▶ _Provided text_:
_ _ _

In all the excitement of the Easter celebration we might be tempted to think that we are being given in some kind of new power that is different from the power displayed by Jesus on the cross. Let's be honest, we want a power that enables us to impose our will (lovingly of course), especially on the perpetrators of violence and injustice.
And yet the risen Christ comes to us clothed in a different kind of power - the power by which he lived and died - the power of weakness (1 Cor. 1:25). The weakness of God is the gift being given in the resurrection. It is the hope of humanity to transform the world, but this gift has not been readily welcomed throughout history. And we should not be too surprised about this, after all, the weakness of God just seems so... well, weak.
In A Gentler God, Dan Frank says, "In
the most brutal episodes of human history, God has been present - not
in power, the kind that we understand or reach for, but as the humble
whisper of love into the hearts of both the butchers and the butchered.
God does not force us to listen to this "still small voice" of love, this
tender touch of love, much less to answer the call of love in our daily
action. When we ignore the call of love, God does nothing at all about
it - except, of course, continue to whisper, continue to call, continue
to touch, continue to be present in the silence....
When we pray in the
name of Jesus we pray to a God unlike anything or anyone we can imagine.
We are praying to one whose power is perfected in weakness (2 Cor.
12:9). We are praying to a God who calls forth life and creation more
like a vulnerable lover awakening the love of the beloved than a divine
power-plant zapping things into existence.
Maybe God is simply
incapable of "making" things happen.... Maybe the omnipotent God of
popular imagination is a fantasy that says more about us than God. What
if God simply does not choose the kind of power we so desperately want
to give him? Isn't this what the life, death, and resurrection of Jesus
reveals? The weakness of God offends us, but when we are perfected in
that weakness we come to know the power by which all of life happens. We
come to know God.
And so, Genesis
reminds us that God hovers over the waters of chaos seducing light to
shine forth and it does. God kisses the dust of humanity and we respond
by becoming human beings. Each step of the way God pronounces both the
wooing as well as that which is being wooed "good... good... good...
good... good... very good." And then God rests in that goodness,
inviting us to do the same.
As crazy as it sounds,
God has always been coming among us in weakness, which is why it so
hard to see God. This is the mystery hidden since the foundation of the
world (Matt. 13:35) that Jesus reveals. Jesus comes to us in weakness and asks us to hear
and heed the whisper of life - acting on it, building a more just and
humane world, and trusting the whisper to transform.

_ _ _

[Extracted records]

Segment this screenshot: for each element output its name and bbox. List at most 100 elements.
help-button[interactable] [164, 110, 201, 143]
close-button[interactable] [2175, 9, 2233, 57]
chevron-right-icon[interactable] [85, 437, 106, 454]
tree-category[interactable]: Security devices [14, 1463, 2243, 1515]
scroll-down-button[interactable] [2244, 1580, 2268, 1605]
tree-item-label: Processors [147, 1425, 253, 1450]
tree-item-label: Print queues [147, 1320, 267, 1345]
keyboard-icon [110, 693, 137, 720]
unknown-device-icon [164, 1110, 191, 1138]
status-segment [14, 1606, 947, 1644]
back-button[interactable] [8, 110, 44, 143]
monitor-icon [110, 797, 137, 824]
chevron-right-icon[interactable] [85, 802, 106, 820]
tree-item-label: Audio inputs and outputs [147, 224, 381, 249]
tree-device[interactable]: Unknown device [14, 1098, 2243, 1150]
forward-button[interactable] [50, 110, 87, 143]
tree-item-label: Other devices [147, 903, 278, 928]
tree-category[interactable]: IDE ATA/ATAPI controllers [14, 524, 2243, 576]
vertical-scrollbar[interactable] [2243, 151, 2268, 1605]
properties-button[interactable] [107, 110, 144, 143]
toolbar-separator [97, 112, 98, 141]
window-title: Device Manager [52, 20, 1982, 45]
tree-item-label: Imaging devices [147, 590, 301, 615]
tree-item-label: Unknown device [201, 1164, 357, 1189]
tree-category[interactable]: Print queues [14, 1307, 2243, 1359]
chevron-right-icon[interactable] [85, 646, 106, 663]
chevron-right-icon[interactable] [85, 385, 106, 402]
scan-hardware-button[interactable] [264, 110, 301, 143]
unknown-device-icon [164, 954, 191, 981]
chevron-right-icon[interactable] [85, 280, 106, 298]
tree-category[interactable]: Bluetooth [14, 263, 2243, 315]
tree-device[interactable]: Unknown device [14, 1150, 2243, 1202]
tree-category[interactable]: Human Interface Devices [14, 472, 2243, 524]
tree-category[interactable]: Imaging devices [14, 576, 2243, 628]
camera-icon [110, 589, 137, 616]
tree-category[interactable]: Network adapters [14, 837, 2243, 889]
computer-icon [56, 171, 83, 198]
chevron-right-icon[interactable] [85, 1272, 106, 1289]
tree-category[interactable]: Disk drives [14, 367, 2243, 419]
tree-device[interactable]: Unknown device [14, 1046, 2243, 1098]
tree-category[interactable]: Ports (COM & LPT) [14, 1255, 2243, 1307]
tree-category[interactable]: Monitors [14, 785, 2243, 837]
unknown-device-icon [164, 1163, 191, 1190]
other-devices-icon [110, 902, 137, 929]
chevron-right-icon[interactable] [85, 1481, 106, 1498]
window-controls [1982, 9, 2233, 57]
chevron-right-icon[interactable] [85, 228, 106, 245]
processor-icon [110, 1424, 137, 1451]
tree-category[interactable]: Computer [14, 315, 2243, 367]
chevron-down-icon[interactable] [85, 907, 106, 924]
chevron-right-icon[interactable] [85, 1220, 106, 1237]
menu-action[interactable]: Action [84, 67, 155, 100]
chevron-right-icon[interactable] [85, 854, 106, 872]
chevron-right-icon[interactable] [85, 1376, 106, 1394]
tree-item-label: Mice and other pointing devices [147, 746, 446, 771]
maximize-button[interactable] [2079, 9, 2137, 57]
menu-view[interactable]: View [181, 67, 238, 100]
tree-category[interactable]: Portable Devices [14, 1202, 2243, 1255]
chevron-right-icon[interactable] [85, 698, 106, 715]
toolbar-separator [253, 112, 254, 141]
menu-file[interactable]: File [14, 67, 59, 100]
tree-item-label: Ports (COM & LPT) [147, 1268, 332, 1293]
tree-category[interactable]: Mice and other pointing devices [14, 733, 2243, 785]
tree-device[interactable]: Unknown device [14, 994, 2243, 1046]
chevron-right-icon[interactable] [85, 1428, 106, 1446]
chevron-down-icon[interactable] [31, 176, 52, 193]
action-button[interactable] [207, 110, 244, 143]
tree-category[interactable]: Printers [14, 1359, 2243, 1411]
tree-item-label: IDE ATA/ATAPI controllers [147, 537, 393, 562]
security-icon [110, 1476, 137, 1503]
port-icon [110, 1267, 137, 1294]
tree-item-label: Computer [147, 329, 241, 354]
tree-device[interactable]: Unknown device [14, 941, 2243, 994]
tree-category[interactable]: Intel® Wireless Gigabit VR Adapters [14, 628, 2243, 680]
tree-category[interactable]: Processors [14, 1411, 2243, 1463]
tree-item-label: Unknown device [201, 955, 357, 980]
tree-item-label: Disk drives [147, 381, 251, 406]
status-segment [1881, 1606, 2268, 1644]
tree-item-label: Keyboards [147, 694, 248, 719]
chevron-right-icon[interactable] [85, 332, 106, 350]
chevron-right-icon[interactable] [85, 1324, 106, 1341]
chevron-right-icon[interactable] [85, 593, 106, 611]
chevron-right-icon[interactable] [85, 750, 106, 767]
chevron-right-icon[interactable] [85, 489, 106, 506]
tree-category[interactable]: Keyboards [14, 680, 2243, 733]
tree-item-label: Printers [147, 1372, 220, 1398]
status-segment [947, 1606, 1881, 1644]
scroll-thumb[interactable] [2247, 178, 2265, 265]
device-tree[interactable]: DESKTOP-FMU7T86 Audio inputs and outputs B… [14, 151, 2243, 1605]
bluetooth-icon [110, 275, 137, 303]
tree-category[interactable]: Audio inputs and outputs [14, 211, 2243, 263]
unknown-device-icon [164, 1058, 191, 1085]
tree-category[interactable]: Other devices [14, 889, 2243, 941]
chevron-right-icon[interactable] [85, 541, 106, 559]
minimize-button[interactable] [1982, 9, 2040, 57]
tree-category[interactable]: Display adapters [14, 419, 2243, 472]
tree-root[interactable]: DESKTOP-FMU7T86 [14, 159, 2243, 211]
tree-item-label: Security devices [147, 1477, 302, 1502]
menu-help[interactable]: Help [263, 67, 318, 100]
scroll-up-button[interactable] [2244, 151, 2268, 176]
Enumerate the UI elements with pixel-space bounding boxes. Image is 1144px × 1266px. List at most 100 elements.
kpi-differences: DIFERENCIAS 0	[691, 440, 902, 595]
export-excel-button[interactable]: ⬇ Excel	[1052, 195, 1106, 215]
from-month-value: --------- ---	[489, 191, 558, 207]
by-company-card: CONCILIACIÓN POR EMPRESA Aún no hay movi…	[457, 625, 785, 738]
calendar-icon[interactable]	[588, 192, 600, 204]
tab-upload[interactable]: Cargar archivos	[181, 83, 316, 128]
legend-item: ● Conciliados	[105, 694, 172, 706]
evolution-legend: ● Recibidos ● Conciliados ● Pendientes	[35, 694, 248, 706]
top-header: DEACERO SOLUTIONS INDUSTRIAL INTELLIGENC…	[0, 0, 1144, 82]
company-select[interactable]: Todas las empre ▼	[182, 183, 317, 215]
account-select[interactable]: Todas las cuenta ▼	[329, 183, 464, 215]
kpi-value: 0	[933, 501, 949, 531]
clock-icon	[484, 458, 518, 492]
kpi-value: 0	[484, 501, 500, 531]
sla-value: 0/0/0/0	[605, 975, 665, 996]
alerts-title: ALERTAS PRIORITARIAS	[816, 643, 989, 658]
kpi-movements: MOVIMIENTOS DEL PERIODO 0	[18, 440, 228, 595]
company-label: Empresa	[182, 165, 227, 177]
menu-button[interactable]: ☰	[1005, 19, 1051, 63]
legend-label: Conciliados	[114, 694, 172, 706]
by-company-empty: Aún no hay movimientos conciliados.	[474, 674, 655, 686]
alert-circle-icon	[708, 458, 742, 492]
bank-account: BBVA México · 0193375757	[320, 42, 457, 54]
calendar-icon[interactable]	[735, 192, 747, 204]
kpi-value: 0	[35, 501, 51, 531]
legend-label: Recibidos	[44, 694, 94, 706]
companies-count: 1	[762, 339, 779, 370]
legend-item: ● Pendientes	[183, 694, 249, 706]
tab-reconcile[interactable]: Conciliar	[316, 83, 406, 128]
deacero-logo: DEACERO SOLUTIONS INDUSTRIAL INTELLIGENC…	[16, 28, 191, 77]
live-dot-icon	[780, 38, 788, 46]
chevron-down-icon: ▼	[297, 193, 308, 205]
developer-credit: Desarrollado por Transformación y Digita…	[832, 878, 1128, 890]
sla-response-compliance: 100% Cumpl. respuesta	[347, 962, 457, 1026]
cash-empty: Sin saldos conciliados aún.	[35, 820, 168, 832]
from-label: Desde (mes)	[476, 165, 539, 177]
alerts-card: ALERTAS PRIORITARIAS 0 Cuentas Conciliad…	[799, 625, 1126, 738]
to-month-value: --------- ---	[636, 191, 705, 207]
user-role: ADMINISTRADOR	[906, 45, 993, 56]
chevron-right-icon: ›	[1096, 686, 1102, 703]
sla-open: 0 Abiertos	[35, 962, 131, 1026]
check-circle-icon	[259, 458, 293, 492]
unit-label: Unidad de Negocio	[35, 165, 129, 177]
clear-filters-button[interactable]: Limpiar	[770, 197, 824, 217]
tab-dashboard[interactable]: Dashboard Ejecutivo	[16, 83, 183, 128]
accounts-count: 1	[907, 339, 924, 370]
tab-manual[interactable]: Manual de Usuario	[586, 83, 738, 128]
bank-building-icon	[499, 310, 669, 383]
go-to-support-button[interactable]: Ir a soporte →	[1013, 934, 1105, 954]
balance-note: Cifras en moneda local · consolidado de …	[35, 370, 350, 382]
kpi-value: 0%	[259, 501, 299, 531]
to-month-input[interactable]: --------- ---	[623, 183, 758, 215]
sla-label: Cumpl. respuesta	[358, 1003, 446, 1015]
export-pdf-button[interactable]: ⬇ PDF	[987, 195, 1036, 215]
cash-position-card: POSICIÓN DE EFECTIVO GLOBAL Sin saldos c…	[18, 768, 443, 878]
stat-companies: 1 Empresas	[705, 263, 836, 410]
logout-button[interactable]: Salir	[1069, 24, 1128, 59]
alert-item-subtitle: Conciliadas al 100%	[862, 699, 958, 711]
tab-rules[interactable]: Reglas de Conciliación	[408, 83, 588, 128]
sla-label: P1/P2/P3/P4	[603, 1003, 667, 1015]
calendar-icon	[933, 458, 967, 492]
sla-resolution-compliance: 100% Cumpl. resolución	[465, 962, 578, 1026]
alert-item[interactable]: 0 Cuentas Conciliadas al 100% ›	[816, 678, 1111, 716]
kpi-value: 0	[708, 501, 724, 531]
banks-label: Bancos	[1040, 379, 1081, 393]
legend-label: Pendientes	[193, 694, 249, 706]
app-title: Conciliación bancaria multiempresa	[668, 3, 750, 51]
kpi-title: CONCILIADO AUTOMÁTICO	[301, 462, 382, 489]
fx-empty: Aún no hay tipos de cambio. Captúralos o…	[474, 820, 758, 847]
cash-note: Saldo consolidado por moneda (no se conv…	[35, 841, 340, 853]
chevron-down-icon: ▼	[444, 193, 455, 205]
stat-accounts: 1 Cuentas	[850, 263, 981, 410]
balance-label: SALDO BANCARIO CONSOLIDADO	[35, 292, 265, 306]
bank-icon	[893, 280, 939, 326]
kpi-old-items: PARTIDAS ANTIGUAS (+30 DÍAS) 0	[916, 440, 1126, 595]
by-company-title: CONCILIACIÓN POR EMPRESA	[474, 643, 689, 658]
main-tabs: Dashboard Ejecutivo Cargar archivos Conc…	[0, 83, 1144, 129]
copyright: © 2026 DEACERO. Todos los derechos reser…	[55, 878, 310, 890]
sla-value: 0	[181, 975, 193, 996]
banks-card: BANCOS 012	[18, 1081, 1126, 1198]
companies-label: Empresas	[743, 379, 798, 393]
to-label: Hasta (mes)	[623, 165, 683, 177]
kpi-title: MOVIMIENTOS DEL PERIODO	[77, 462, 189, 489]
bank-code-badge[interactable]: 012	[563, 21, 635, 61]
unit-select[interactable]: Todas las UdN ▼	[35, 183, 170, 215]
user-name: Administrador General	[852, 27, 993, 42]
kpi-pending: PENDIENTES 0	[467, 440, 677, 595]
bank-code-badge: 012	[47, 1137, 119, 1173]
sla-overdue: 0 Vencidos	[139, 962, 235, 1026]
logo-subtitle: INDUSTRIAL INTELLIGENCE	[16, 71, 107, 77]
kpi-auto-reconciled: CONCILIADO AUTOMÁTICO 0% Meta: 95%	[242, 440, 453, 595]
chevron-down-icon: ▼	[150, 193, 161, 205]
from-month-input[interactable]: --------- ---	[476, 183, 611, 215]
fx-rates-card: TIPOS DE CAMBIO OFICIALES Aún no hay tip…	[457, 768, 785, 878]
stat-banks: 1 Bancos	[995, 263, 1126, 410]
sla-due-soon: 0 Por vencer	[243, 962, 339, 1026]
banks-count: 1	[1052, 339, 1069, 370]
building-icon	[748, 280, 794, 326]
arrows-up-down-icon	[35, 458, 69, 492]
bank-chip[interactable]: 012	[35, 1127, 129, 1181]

_ _ _

▶ _Task instructions_:
a – List every scripture citation that appears in parentheses in the reflection on God's weakness.
b – Please transcribe the reflection on God's weakness from "We are praying to one" to "things into existence.".
c – In the reflection on God's weakness, whom does the writer quote, and from what book?

▶ _Outputs by task_:
a –
1 Cor. 1:25
2 Cor. 12:9
Matt. 13:35

b –
We are praying to one whose power is perfected in weakness (2 Cor.
12:9). We are praying to a God who calls forth life and creation more
like a vulnerable lover awakening the love of the beloved than a divine
power-plant zapping things into existence.

c – Dan Frank, from A Gentler God.